++++ MATERIAL FOR THE TASK ++++

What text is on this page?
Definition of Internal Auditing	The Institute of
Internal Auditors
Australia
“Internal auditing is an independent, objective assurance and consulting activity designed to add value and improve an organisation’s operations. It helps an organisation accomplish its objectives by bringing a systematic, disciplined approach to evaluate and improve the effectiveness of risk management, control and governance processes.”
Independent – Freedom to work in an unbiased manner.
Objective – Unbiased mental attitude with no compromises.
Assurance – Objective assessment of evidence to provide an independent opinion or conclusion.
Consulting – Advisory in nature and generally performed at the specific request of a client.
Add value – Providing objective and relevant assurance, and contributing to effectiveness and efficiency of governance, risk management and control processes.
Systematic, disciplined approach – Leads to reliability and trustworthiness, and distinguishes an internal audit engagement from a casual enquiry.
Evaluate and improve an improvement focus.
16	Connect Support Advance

++++

• [JOB] Keep only those lines of the records that hold "improve", and return them.

• [FINAL RESULT]
“Internal auditing is an independent, objective assurance and consulting activity designed to add value and improve an organisation’s operations. It helps an organisation accomplish its objectives by bringing a systematic, disciplined approach to evaluate and improve the effectiveness of risk management, control and governance processes.”
Evaluate and improve an improvement focus.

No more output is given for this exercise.